** Start Stored data **
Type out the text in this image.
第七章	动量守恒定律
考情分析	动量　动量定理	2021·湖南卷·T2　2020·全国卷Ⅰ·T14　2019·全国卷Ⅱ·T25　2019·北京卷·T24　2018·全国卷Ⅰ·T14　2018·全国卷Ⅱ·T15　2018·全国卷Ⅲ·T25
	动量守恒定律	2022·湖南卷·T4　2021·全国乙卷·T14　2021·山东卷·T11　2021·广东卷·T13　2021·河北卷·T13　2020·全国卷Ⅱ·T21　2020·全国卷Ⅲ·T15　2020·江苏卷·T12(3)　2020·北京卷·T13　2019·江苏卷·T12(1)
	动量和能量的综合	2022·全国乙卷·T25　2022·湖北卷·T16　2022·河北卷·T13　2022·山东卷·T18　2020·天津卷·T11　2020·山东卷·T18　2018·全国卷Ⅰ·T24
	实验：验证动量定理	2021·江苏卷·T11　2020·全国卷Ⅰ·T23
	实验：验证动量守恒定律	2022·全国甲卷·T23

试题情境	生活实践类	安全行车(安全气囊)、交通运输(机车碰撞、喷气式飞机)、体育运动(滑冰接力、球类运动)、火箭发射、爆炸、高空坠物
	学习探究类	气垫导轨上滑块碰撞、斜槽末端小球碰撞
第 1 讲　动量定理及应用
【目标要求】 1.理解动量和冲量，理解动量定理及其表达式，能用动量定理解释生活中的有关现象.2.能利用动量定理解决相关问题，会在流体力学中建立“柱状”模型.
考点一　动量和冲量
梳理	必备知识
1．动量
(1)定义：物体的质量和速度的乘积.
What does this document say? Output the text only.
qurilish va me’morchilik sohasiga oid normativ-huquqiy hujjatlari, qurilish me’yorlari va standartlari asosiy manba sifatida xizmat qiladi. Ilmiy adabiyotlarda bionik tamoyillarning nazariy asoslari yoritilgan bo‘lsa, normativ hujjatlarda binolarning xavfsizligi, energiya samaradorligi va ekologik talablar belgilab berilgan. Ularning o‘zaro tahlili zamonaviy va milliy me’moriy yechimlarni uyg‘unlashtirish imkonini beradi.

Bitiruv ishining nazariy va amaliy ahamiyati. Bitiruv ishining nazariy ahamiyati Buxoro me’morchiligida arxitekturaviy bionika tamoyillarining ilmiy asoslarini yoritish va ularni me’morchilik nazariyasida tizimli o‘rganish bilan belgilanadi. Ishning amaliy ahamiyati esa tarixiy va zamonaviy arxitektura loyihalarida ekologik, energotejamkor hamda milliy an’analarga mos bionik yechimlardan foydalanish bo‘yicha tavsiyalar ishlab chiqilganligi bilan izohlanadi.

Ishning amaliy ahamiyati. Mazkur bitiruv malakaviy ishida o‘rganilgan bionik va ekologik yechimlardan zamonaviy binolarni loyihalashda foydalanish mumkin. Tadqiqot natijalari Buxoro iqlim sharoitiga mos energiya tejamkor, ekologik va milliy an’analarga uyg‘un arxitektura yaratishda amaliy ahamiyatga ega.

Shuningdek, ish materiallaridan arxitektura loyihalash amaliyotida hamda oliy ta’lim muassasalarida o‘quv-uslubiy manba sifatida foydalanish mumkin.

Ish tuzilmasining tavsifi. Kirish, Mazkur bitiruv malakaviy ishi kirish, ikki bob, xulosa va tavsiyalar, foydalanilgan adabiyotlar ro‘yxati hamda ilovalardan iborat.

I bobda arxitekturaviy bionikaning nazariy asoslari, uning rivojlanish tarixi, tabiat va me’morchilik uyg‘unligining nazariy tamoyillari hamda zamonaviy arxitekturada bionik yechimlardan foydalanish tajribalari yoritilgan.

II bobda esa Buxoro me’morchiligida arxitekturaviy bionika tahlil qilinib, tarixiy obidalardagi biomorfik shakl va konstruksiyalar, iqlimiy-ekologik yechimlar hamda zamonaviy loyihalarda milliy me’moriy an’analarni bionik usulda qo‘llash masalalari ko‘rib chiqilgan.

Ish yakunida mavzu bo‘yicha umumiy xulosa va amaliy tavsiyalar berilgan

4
** End Stored data **
Using the listing above, show every line that includes the string "arxitekturaviy".

→ **Response below**
Bitiruv ishining nazariy va amaliy ahamiyati. Bitiruv ishining nazariy ahamiyati Buxoro me’morchiligida arxitekturaviy bionika tamoyillarining ilmiy asoslarini yoritish va ularni me’morchilik nazariyasida tizimli o‘rganish bilan belgilanadi. Ishning amaliy ahamiyati esa tarixiy va zamonaviy arxitektura loyihalarida ekologik, energotejamkor hamda milliy an’analarga mos bionik yechimlardan foydalanish bo‘yicha tavsiyalar ishlab chiqilganligi bilan izohlanadi.
I bobda arxitekturaviy bionikaning nazariy asoslari, uning rivojlanish tarixi, tabiat va me’morchilik uyg‘unligining nazariy tamoyillari hamda zamonaviy arxitekturada bionik yechimlardan foydalanish tajribalari yoritilgan.
II bobda esa Buxoro me’morchiligida arxitekturaviy bionika tahlil qilinib, tarixiy obidalardagi biomorfik shakl va konstruksiyalar, iqlimiy-ekologik yechimlar hamda zamonaviy loyihalarda milliy me’moriy an’analarni bionik usulda qo‘llash masalalari ko‘rib chiqilgan.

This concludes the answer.